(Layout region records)

********************

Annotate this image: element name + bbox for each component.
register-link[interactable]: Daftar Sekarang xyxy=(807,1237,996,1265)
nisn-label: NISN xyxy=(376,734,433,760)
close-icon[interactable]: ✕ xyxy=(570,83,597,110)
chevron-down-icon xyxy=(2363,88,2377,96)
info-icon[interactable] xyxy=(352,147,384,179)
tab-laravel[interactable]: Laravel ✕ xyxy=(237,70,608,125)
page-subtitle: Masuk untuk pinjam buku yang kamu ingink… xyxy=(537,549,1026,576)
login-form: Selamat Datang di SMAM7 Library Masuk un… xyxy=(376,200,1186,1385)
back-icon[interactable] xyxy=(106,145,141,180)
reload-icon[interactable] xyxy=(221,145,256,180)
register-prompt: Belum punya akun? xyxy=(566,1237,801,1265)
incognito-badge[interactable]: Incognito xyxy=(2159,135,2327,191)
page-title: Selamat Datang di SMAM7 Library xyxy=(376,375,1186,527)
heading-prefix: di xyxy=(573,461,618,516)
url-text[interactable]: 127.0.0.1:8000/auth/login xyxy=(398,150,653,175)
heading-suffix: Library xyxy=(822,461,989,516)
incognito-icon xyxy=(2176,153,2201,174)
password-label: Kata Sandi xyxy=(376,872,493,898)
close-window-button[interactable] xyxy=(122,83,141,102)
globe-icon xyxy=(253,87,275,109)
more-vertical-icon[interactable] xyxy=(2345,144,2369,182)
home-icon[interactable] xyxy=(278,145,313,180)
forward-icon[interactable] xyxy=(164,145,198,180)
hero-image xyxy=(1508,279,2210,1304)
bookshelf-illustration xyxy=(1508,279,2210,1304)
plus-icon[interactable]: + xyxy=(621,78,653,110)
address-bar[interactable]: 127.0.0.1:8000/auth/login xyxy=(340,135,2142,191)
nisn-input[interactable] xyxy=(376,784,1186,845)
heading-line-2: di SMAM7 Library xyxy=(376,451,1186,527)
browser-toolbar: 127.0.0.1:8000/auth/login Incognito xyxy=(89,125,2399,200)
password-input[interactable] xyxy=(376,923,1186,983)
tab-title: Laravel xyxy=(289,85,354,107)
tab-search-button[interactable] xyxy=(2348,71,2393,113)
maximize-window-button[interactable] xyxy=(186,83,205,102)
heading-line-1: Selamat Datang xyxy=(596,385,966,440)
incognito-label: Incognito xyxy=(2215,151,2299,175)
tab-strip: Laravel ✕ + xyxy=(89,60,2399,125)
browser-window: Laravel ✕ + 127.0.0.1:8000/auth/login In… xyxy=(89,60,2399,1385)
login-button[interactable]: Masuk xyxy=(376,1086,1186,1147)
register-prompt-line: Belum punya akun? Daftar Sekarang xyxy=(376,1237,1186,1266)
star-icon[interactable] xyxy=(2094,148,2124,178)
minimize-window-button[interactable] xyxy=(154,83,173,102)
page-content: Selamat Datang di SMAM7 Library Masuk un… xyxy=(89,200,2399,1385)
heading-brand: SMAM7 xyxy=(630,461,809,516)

********************

The problem
Copy out every one of these lines word for word, leaving nothing out.

Answer for the task
Annotate this image: element name + bbox for each component.
register-link[interactable]: Daftar Sekarang xyxy=(807,1237,996,1265)
nisn-label: NISN xyxy=(376,734,433,760)
close-icon[interactable]: ✕ xyxy=(570,83,597,110)
chevron-down-icon xyxy=(2363,88,2377,96)
info-icon[interactable] xyxy=(352,147,384,179)
tab-laravel[interactable]: Laravel ✕ xyxy=(237,70,608,125)
page-subtitle: Masuk untuk pinjam buku yang kamu ingink… xyxy=(537,549,1026,576)
login-form: Selamat Datang di SMAM7 Library Masuk un… xyxy=(376,200,1186,1385)
back-icon[interactable] xyxy=(106,145,141,180)
reload-icon[interactable] xyxy=(221,145,256,180)
register-prompt: Belum punya akun? xyxy=(566,1237,801,1265)
incognito-badge[interactable]: Incognito xyxy=(2159,135,2327,191)
page-title: Selamat Datang di SMAM7 Library xyxy=(376,375,1186,527)
heading-prefix: di xyxy=(573,461,618,516)
url-text[interactable]: 127.0.0.1:8000/auth/login xyxy=(398,150,653,175)
heading-suffix: Library xyxy=(822,461,989,516)
incognito-icon xyxy=(2176,153,2201,174)
password-label: Kata Sandi xyxy=(376,872,493,898)
close-window-button[interactable] xyxy=(122,83,141,102)
globe-icon xyxy=(253,87,275,109)
more-vertical-icon[interactable] xyxy=(2345,144,2369,182)
home-icon[interactable] xyxy=(278,145,313,180)
forward-icon[interactable] xyxy=(164,145,198,180)
hero-image xyxy=(1508,279,2210,1304)
bookshelf-illustration xyxy=(1508,279,2210,1304)
plus-icon[interactable]: + xyxy=(621,78,653,110)
address-bar[interactable]: 127.0.0.1:8000/auth/login xyxy=(340,135,2142,191)
nisn-input[interactable] xyxy=(376,784,1186,845)
heading-line-2: di SMAM7 Library xyxy=(376,451,1186,527)
browser-toolbar: 127.0.0.1:8000/auth/login Incognito xyxy=(89,125,2399,200)
password-input[interactable] xyxy=(376,923,1186,983)
tab-title: Laravel xyxy=(289,85,354,107)
tab-search-button[interactable] xyxy=(2348,71,2393,113)
maximize-window-button[interactable] xyxy=(186,83,205,102)
heading-line-1: Selamat Datang xyxy=(596,385,966,440)
incognito-label: Incognito xyxy=(2215,151,2299,175)
tab-strip: Laravel ✕ + xyxy=(89,60,2399,125)
browser-window: Laravel ✕ + 127.0.0.1:8000/auth/login In… xyxy=(89,60,2399,1385)
login-button[interactable]: Masuk xyxy=(376,1086,1186,1147)
register-prompt-line: Belum punya akun? Daftar Sekarang xyxy=(376,1237,1186,1266)
star-icon[interactable] xyxy=(2094,148,2124,178)
minimize-window-button[interactable] xyxy=(154,83,173,102)
page-content: Selamat Datang di SMAM7 Library Masuk un… xyxy=(89,200,2399,1385)
heading-brand: SMAM7 xyxy=(630,461,809,516)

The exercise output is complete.